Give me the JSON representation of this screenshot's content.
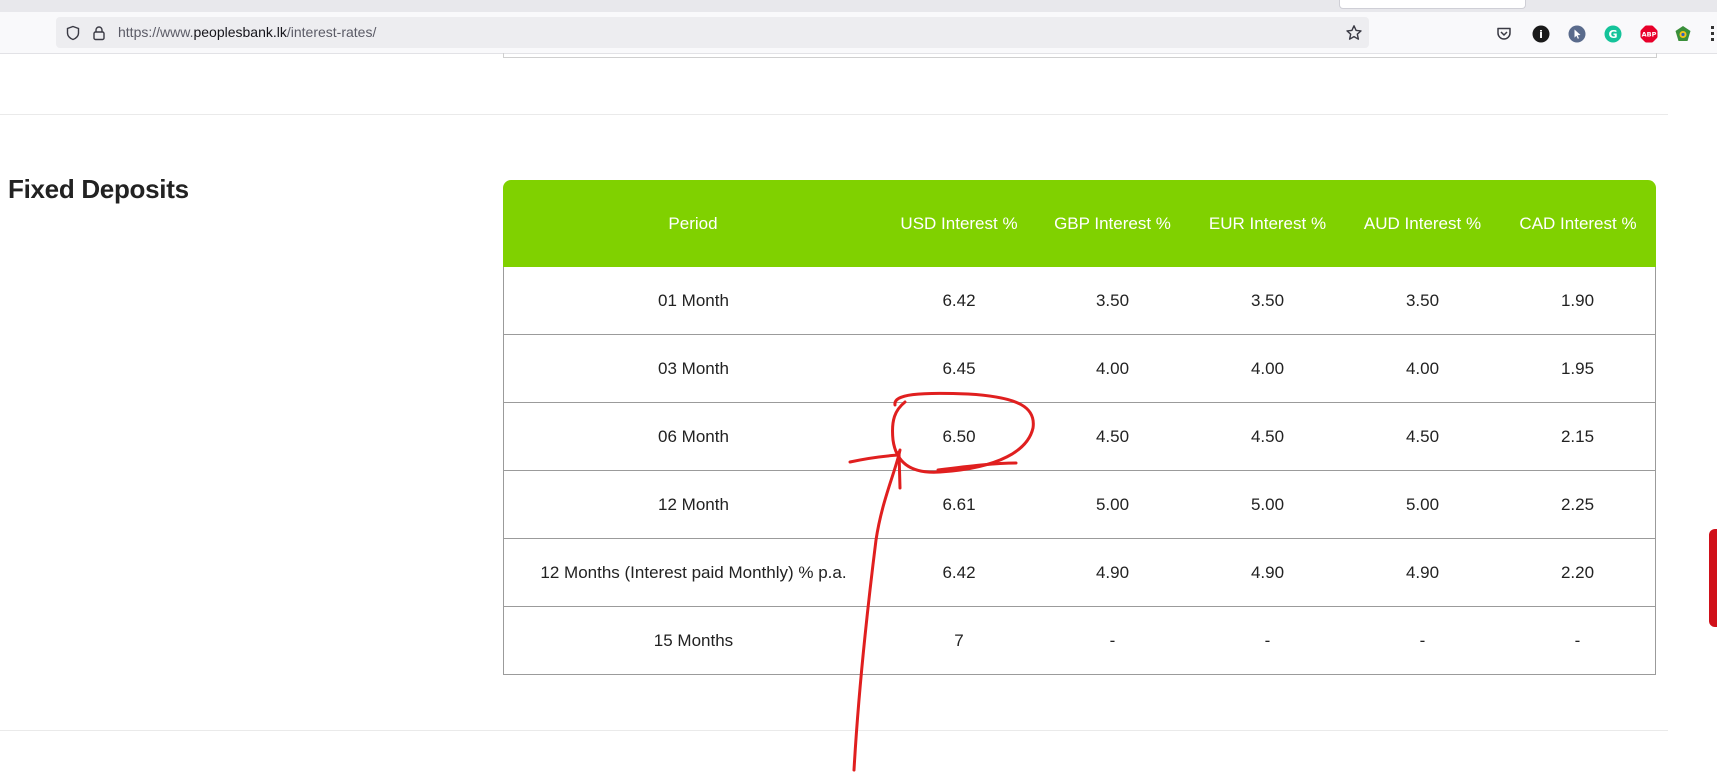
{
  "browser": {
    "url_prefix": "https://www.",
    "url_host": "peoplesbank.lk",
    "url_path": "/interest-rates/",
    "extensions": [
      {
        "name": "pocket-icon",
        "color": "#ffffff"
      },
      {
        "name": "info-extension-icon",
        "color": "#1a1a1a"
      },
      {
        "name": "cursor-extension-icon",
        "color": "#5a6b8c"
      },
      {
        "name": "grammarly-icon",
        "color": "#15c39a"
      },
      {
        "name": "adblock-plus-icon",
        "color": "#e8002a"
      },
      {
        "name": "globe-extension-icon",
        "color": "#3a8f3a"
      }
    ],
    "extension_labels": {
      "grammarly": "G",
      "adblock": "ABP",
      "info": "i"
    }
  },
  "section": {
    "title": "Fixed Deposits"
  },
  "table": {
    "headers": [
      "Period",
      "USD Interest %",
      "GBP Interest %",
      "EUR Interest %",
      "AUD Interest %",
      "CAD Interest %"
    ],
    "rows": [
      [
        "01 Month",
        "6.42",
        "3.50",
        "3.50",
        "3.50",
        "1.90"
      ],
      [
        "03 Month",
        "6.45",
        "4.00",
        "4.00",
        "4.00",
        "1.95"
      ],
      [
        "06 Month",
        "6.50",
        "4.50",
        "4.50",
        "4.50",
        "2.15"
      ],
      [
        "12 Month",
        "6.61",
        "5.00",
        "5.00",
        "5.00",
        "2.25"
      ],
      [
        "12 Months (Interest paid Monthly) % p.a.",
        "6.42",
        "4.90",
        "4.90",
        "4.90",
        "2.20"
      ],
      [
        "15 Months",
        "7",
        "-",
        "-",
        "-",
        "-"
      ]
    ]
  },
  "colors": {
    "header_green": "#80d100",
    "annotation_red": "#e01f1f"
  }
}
□ □ □ □ □
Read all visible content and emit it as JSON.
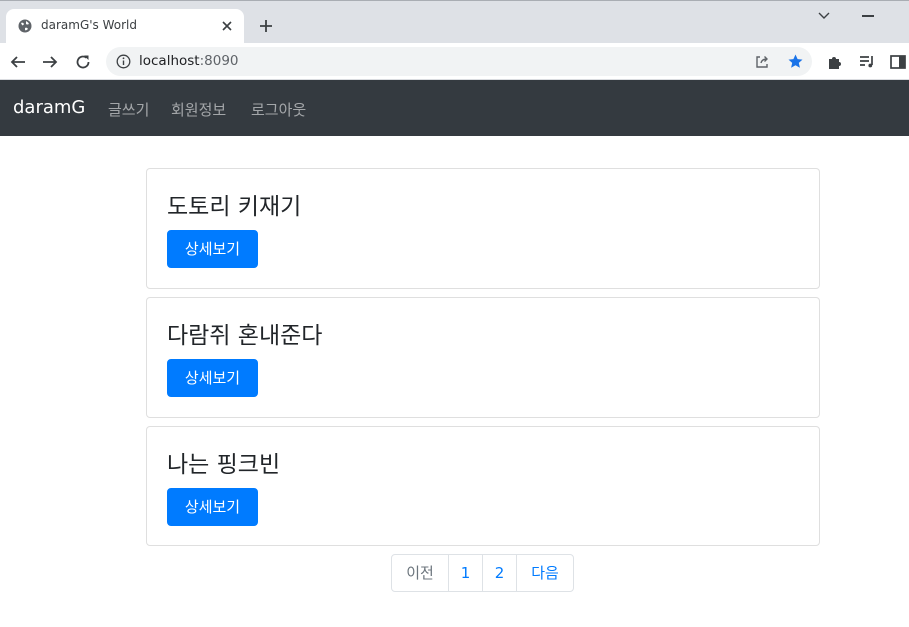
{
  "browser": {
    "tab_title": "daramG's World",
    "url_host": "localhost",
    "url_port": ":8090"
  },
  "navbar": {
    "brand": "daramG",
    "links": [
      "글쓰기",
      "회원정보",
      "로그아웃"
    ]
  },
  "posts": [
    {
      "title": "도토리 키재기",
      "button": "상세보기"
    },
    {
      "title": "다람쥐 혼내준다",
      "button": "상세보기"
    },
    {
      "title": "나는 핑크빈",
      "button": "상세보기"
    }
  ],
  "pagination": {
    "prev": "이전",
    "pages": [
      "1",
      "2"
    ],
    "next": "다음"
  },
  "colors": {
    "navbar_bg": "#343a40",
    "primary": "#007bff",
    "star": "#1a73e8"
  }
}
□ □ □ □ □
EXERCISE DESCRIPTION. Pick out each line that holds the string "daramG".

EXERCISE SOLUTION.
    "tab_title": "daramG's World",
    "brand": "daramG",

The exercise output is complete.